* _Instructions for the task_:
Write out all the data again, exactly as it stands.

* _Provided data_:
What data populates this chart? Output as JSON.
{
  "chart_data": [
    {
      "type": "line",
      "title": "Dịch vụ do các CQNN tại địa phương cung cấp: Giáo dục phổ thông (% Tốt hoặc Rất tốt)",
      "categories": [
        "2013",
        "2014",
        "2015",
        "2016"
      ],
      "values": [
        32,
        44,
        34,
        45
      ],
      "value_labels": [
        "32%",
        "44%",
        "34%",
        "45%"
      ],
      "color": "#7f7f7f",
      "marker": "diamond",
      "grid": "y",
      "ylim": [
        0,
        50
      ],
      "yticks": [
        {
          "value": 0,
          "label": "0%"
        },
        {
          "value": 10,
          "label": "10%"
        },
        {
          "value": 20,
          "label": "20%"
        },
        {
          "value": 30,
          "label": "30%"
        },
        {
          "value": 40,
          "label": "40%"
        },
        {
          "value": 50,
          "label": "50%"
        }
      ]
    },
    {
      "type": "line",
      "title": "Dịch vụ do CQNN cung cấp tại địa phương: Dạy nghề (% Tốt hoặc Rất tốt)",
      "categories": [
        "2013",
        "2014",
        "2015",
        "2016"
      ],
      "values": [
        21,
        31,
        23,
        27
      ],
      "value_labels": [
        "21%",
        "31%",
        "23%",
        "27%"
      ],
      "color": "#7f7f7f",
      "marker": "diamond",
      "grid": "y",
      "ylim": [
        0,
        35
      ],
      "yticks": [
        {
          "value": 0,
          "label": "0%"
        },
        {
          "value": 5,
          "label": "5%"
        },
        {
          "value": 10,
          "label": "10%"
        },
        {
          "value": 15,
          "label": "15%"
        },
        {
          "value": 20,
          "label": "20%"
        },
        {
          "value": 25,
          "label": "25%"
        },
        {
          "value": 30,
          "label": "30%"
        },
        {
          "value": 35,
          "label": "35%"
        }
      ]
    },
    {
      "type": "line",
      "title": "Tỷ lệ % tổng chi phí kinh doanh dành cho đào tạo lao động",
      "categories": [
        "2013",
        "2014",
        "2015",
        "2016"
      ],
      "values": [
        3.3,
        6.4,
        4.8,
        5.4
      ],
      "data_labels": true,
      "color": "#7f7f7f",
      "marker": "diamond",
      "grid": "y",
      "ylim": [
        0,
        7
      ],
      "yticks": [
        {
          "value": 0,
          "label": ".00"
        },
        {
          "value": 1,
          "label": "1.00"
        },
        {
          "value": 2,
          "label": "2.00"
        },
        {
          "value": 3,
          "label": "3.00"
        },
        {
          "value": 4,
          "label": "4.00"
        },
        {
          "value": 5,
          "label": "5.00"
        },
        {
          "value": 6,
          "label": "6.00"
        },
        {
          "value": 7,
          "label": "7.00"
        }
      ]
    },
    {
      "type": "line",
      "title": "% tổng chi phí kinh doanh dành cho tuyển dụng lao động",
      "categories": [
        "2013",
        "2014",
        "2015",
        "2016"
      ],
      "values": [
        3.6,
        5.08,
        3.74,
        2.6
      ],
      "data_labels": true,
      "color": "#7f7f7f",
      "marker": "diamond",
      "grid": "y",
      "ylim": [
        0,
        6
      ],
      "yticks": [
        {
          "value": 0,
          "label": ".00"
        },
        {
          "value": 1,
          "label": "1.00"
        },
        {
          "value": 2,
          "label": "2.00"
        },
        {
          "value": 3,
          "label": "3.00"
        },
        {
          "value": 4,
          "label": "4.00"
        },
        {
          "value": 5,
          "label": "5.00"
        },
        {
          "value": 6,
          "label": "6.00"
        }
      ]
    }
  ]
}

* _Worked solution_:
What data populates this chart? Output as JSON.
{
  "chart_data": [
    {
      "type": "line",
      "title": "Dịch vụ do các CQNN tại địa phương cung cấp: Giáo dục phổ thông (% Tốt hoặc Rất tốt)",
      "categories": [
        "2013",
        "2014",
        "2015",
        "2016"
      ],
      "values": [
        32,
        44,
        34,
        45
      ],
      "value_labels": [
        "32%",
        "44%",
        "34%",
        "45%"
      ],
      "color": "#7f7f7f",
      "marker": "diamond",
      "grid": "y",
      "ylim": [
        0,
        50
      ],
      "yticks": [
        {
          "value": 0,
          "label": "0%"
        },
        {
          "value": 10,
          "label": "10%"
        },
        {
          "value": 20,
          "label": "20%"
        },
        {
          "value": 30,
          "label": "30%"
        },
        {
          "value": 40,
          "label": "40%"
        },
        {
          "value": 50,
          "label": "50%"
        }
      ]
    },
    {
      "type": "line",
      "title": "Dịch vụ do CQNN cung cấp tại địa phương: Dạy nghề (% Tốt hoặc Rất tốt)",
      "categories": [
        "2013",
        "2014",
        "2015",
        "2016"
      ],
      "values": [
        21,
        31,
        23,
        27
      ],
      "value_labels": [
        "21%",
        "31%",
        "23%",
        "27%"
      ],
      "color": "#7f7f7f",
      "marker": "diamond",
      "grid": "y",
      "ylim": [
        0,
        35
      ],
      "yticks": [
        {
          "value": 0,
          "label": "0%"
        },
        {
          "value": 5,
          "label": "5%"
        },
        {
          "value": 10,
          "label": "10%"
        },
        {
          "value": 15,
          "label": "15%"
        },
        {
          "value": 20,
          "label": "20%"
        },
        {
          "value": 25,
          "label": "25%"
        },
        {
          "value": 30,
          "label": "30%"
        },
        {
          "value": 35,
          "label": "35%"
        }
      ]
    },
    {
      "type": "line",
      "title": "Tỷ lệ % tổng chi phí kinh doanh dành cho đào tạo lao động",
      "categories": [
        "2013",
        "2014",
        "2015",
        "2016"
      ],
      "values": [
        3.3,
        6.4,
        4.8,
        5.4
      ],
      "data_labels": true,
      "color": "#7f7f7f",
      "marker": "diamond",
      "grid": "y",
      "ylim": [
        0,
        7
      ],
      "yticks": [
        {
          "value": 0,
          "label": ".00"
        },
        {
          "value": 1,
          "label": "1.00"
        },
        {
          "value": 2,
          "label": "2.00"
        },
        {
          "value": 3,
          "label": "3.00"
        },
        {
          "value": 4,
          "label": "4.00"
        },
        {
          "value": 5,
          "label": "5.00"
        },
        {
          "value": 6,
          "label": "6.00"
        },
        {
          "value": 7,
          "label": "7.00"
        }
      ]
    },
    {
      "type": "line",
      "title": "% tổng chi phí kinh doanh dành cho tuyển dụng lao động",
      "categories": [
        "2013",
        "2014",
        "2015",
        "2016"
      ],
      "values": [
        3.6,
        5.08,
        3.74,
        2.6
      ],
      "data_labels": true,
      "color": "#7f7f7f",
      "marker": "diamond",
      "grid": "y",
      "ylim": [
        0,
        6
      ],
      "yticks": [
        {
          "value": 0,
          "label": ".00"
        },
        {
          "value": 1,
          "label": "1.00"
        },
        {
          "value": 2,
          "label": "2.00"
        },
        {
          "value": 3,
          "label": "3.00"
        },
        {
          "value": 4,
          "label": "4.00"
        },
        {
          "value": 5,
          "label": "5.00"
        },
        {
          "value": 6,
          "label": "6.00"
        }
      ]
    }
  ]
}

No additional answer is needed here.